Data items
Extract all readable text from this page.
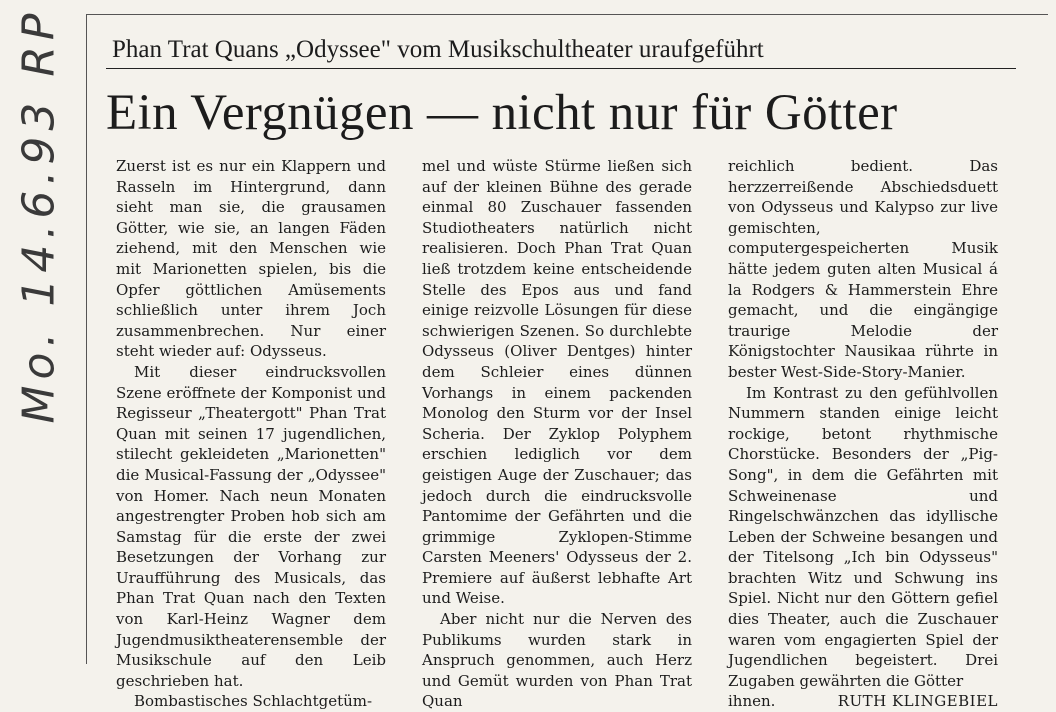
Mo. 14.6.93 RP Phan Trat Quans „Odyssee" vom Musikschultheater uraufgeführt
Ein Vergnügen — nicht nur für Götter

Zuerst ist es nur ein Klappern und Rasseln im Hintergrund, dann sieht man sie, die grausamen Götter, wie sie, an langen Fäden ziehend, mit den Menschen wie mit Marionetten spielen, bis die Opfer göttlichen Amüsements schließlich unter ihrem Joch zusammenbrechen. Nur einer steht wieder auf: Odysseus.

Mit dieser eindrucksvollen Szene eröffnete der Komponist und Regisseur „Theatergott" Phan Trat Quan mit seinen 17 jugendlichen, stilecht gekleideten „Marionetten" die Musical-Fassung der „Odyssee" von Homer. Nach neun Monaten angestrengter Proben hob sich am Samstag für die erste der zwei Besetzungen der Vorhang zur Uraufführung des Musicals, das Phan Trat Quan nach den Texten von Karl-Heinz Wagner dem Jugendmusiktheaterensemble der Musikschule auf den Leib geschrieben hat.

Bombastisches Schlachtgetüm-

mel und wüste Stürme ließen sich auf der kleinen Bühne des gerade einmal 80 Zuschauer fassenden Studiotheaters natürlich nicht realisieren. Doch Phan Trat Quan ließ trotzdem keine entscheidende Stelle des Epos aus und fand einige reizvolle Lösungen für diese schwierigen Szenen. So durchlebte Odysseus (Oliver Dentges) hinter dem Schleier eines dünnen Vorhangs in einem packenden Monolog den Sturm vor der Insel Scheria. Der Zyklop Polyphem erschien lediglich vor dem geistigen Auge der Zuschauer; das jedoch durch die eindrucksvolle Pantomime der Gefährten und die grimmige Zyklopen-Stimme Carsten Meeners' Odysseus der 2. Premiere auf äußerst lebhafte Art und Weise.

Aber nicht nur die Nerven des Publikums wurden stark in Anspruch genommen, auch Herz und Gemüt wurden von Phan Trat Quan

reichlich bedient. Das herzzerreißende Abschiedsduett von Odysseus und Kalypso zur live gemischten, computergespeicherten Musik hätte jedem guten alten Musical á la Rodgers & Hammerstein Ehre gemacht, und die eingängige traurige Melodie der Königstochter Nausikaa rührte in bester West-Side-Story-Manier.

Im Kontrast zu den gefühlvollen Nummern standen einige leicht rockige, betont rhythmische Chorstücke. Besonders der „Pig-Song", in dem die Gefährten mit Schweinenase und Ringelschwänzchen das idyllische Leben der Schweine besangen und der Titelsong „Ich bin Odysseus" brachten Witz und Schwung ins Spiel. Nicht nur den Göttern gefiel dies Theater, auch die Zuschauer waren vom engagierten Spiel der Jugendlichen begeistert. Drei Zugaben gewährten die Götter

ihnen.	RUTH KLINGEBIEL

**What this task involves**. Restate the entries verbatim and exclude any pictures.

**Answer to the problem**.
Extract all readable text from this page.
Mo. 14.6.93 RP Phan Trat Quans „Odyssee" vom Musikschultheater uraufgeführt
Ein Vergnügen — nicht nur für Götter

Zuerst ist es nur ein Klappern und Rasseln im Hintergrund, dann sieht man sie, die grausamen Götter, wie sie, an langen Fäden ziehend, mit den Menschen wie mit Marionetten spielen, bis die Opfer göttlichen Amüsements schließlich unter ihrem Joch zusammenbrechen. Nur einer steht wieder auf: Odysseus.

Mit dieser eindrucksvollen Szene eröffnete der Komponist und Regisseur „Theatergott" Phan Trat Quan mit seinen 17 jugendlichen, stilecht gekleideten „Marionetten" die Musical-Fassung der „Odyssee" von Homer. Nach neun Monaten angestrengter Proben hob sich am Samstag für die erste der zwei Besetzungen der Vorhang zur Uraufführung des Musicals, das Phan Trat Quan nach den Texten von Karl-Heinz Wagner dem Jugendmusiktheaterensemble der Musikschule auf den Leib geschrieben hat.

Bombastisches Schlachtgetüm-

mel und wüste Stürme ließen sich auf der kleinen Bühne des gerade einmal 80 Zuschauer fassenden Studiotheaters natürlich nicht realisieren. Doch Phan Trat Quan ließ trotzdem keine entscheidende Stelle des Epos aus und fand einige reizvolle Lösungen für diese schwierigen Szenen. So durchlebte Odysseus (Oliver Dentges) hinter dem Schleier eines dünnen Vorhangs in einem packenden Monolog den Sturm vor der Insel Scheria. Der Zyklop Polyphem erschien lediglich vor dem geistigen Auge der Zuschauer; das jedoch durch die eindrucksvolle Pantomime der Gefährten und die grimmige Zyklopen-Stimme Carsten Meeners' Odysseus der 2. Premiere auf äußerst lebhafte Art und Weise.

Aber nicht nur die Nerven des Publikums wurden stark in Anspruch genommen, auch Herz und Gemüt wurden von Phan Trat Quan

reichlich bedient. Das herzzerreißende Abschiedsduett von Odysseus und Kalypso zur live gemischten, computergespeicherten Musik hätte jedem guten alten Musical á la Rodgers & Hammerstein Ehre gemacht, und die eingängige traurige Melodie der Königstochter Nausikaa rührte in bester West-Side-Story-Manier.

Im Kontrast zu den gefühlvollen Nummern standen einige leicht rockige, betont rhythmische Chorstücke. Besonders der „Pig-Song", in dem die Gefährten mit Schweinenase und Ringelschwänzchen das idyllische Leben der Schweine besangen und der Titelsong „Ich bin Odysseus" brachten Witz und Schwung ins Spiel. Nicht nur den Göttern gefiel dies Theater, auch die Zuschauer waren vom engagierten Spiel der Jugendlichen begeistert. Drei Zugaben gewährten die Götter

ihnen.	RUTH KLINGEBIEL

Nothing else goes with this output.